Records from a collection of figures
>>>

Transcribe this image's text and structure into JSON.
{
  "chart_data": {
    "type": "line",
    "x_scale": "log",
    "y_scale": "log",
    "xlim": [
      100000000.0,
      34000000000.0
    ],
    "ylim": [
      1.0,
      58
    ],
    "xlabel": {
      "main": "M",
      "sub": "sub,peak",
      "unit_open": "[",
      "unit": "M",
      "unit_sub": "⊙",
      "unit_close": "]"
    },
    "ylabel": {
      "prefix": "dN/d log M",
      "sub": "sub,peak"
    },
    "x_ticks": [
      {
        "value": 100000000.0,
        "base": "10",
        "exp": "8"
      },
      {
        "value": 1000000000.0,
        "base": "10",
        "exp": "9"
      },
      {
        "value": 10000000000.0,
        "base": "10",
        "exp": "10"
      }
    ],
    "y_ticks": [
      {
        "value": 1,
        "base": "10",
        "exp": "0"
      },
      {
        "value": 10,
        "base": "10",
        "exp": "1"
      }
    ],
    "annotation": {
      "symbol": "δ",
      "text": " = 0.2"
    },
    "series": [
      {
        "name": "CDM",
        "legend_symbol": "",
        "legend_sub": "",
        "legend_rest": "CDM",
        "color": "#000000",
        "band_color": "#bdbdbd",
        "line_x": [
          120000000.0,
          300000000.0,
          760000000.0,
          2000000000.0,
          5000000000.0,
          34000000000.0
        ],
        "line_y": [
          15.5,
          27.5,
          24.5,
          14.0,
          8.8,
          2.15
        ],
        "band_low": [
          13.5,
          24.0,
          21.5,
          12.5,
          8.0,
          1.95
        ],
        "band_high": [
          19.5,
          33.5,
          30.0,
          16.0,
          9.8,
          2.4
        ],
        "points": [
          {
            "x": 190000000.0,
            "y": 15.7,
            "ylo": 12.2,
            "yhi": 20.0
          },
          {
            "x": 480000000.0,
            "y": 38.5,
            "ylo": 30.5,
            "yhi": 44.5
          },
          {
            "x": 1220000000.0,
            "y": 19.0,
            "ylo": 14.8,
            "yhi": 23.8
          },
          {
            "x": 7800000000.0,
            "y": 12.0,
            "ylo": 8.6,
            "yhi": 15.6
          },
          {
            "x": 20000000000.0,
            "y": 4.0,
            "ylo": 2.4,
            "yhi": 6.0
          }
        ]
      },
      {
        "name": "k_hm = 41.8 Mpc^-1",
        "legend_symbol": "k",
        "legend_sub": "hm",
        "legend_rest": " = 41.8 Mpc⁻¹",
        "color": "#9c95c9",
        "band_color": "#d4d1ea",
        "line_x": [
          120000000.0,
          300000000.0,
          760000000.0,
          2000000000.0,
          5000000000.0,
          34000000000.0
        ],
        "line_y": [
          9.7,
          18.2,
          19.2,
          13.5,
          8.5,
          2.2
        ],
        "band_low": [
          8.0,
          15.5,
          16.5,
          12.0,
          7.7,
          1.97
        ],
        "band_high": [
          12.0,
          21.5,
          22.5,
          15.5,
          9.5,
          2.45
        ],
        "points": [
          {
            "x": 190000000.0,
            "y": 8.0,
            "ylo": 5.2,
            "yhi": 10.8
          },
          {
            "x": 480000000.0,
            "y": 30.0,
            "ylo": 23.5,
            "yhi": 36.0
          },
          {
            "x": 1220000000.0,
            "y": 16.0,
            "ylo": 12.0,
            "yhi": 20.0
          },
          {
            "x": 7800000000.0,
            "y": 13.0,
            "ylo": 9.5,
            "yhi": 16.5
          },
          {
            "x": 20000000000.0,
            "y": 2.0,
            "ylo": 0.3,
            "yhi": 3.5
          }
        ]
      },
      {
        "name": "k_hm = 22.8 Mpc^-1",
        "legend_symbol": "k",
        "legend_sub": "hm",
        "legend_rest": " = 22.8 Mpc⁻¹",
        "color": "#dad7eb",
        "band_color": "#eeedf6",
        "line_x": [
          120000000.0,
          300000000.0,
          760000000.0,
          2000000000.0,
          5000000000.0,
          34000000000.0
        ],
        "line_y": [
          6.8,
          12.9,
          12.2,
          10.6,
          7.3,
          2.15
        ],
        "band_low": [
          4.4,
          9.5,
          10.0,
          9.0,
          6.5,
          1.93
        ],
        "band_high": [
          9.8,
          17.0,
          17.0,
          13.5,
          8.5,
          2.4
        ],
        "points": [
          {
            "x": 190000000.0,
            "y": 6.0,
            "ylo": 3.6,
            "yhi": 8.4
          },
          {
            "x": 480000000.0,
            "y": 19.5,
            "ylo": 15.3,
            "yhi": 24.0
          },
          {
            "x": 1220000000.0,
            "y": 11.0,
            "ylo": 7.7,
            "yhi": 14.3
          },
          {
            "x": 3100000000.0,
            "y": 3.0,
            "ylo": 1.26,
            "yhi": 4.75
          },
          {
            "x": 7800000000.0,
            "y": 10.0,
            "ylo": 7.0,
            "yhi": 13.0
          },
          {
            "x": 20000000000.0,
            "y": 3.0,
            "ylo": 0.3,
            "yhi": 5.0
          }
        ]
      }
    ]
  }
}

<<<

STATED TASK:
Set down the entries verbatim, leaving none out.

SOLUTION TO THE EXERCISE:
Transcribe this image's text and structure into JSON.
{
  "chart_data": {
    "type": "line",
    "x_scale": "log",
    "y_scale": "log",
    "xlim": [
      100000000.0,
      34000000000.0
    ],
    "ylim": [
      1.0,
      58
    ],
    "xlabel": {
      "main": "M",
      "sub": "sub,peak",
      "unit_open": "[",
      "unit": "M",
      "unit_sub": "⊙",
      "unit_close": "]"
    },
    "ylabel": {
      "prefix": "dN/d log M",
      "sub": "sub,peak"
    },
    "x_ticks": [
      {
        "value": 100000000.0,
        "base": "10",
        "exp": "8"
      },
      {
        "value": 1000000000.0,
        "base": "10",
        "exp": "9"
      },
      {
        "value": 10000000000.0,
        "base": "10",
        "exp": "10"
      }
    ],
    "y_ticks": [
      {
        "value": 1,
        "base": "10",
        "exp": "0"
      },
      {
        "value": 10,
        "base": "10",
        "exp": "1"
      }
    ],
    "annotation": {
      "symbol": "δ",
      "text": " = 0.2"
    },
    "series": [
      {
        "name": "CDM",
        "legend_symbol": "",
        "legend_sub": "",
        "legend_rest": "CDM",
        "color": "#000000",
        "band_color": "#bdbdbd",
        "line_x": [
          120000000.0,
          300000000.0,
          760000000.0,
          2000000000.0,
          5000000000.0,
          34000000000.0
        ],
        "line_y": [
          15.5,
          27.5,
          24.5,
          14.0,
          8.8,
          2.15
        ],
        "band_low": [
          13.5,
          24.0,
          21.5,
          12.5,
          8.0,
          1.95
        ],
        "band_high": [
          19.5,
          33.5,
          30.0,
          16.0,
          9.8,
          2.4
        ],
        "points": [
          {
            "x": 190000000.0,
            "y": 15.7,
            "ylo": 12.2,
            "yhi": 20.0
          },
          {
            "x": 480000000.0,
            "y": 38.5,
            "ylo": 30.5,
            "yhi": 44.5
          },
          {
            "x": 1220000000.0,
            "y": 19.0,
            "ylo": 14.8,
            "yhi": 23.8
          },
          {
            "x": 7800000000.0,
            "y": 12.0,
            "ylo": 8.6,
            "yhi": 15.6
          },
          {
            "x": 20000000000.0,
            "y": 4.0,
            "ylo": 2.4,
            "yhi": 6.0
          }
        ]
      },
      {
        "name": "k_hm = 41.8 Mpc^-1",
        "legend_symbol": "k",
        "legend_sub": "hm",
        "legend_rest": " = 41.8 Mpc⁻¹",
        "color": "#9c95c9",
        "band_color": "#d4d1ea",
        "line_x": [
          120000000.0,
          300000000.0,
          760000000.0,
          2000000000.0,
          5000000000.0,
          34000000000.0
        ],
        "line_y": [
          9.7,
          18.2,
          19.2,
          13.5,
          8.5,
          2.2
        ],
        "band_low": [
          8.0,
          15.5,
          16.5,
          12.0,
          7.7,
          1.97
        ],
        "band_high": [
          12.0,
          21.5,
          22.5,
          15.5,
          9.5,
          2.45
        ],
        "points": [
          {
            "x": 190000000.0,
            "y": 8.0,
            "ylo": 5.2,
            "yhi": 10.8
          },
          {
            "x": 480000000.0,
            "y": 30.0,
            "ylo": 23.5,
            "yhi": 36.0
          },
          {
            "x": 1220000000.0,
            "y": 16.0,
            "ylo": 12.0,
            "yhi": 20.0
          },
          {
            "x": 7800000000.0,
            "y": 13.0,
            "ylo": 9.5,
            "yhi": 16.5
          },
          {
            "x": 20000000000.0,
            "y": 2.0,
            "ylo": 0.3,
            "yhi": 3.5
          }
        ]
      },
      {
        "name": "k_hm = 22.8 Mpc^-1",
        "legend_symbol": "k",
        "legend_sub": "hm",
        "legend_rest": " = 22.8 Mpc⁻¹",
        "color": "#dad7eb",
        "band_color": "#eeedf6",
        "line_x": [
          120000000.0,
          300000000.0,
          760000000.0,
          2000000000.0,
          5000000000.0,
          34000000000.0
        ],
        "line_y": [
          6.8,
          12.9,
          12.2,
          10.6,
          7.3,
          2.15
        ],
        "band_low": [
          4.4,
          9.5,
          10.0,
          9.0,
          6.5,
          1.93
        ],
        "band_high": [
          9.8,
          17.0,
          17.0,
          13.5,
          8.5,
          2.4
        ],
        "points": [
          {
            "x": 190000000.0,
            "y": 6.0,
            "ylo": 3.6,
            "yhi": 8.4
          },
          {
            "x": 480000000.0,
            "y": 19.5,
            "ylo": 15.3,
            "yhi": 24.0
          },
          {
            "x": 1220000000.0,
            "y": 11.0,
            "ylo": 7.7,
            "yhi": 14.3
          },
          {
            "x": 3100000000.0,
            "y": 3.0,
            "ylo": 1.26,
            "yhi": 4.75
          },
          {
            "x": 7800000000.0,
            "y": 10.0,
            "ylo": 7.0,
            "yhi": 13.0
          },
          {
            "x": 20000000000.0,
            "y": 3.0,
            "ylo": 0.3,
            "yhi": 5.0
          }
        ]
      }
    ]
  }
}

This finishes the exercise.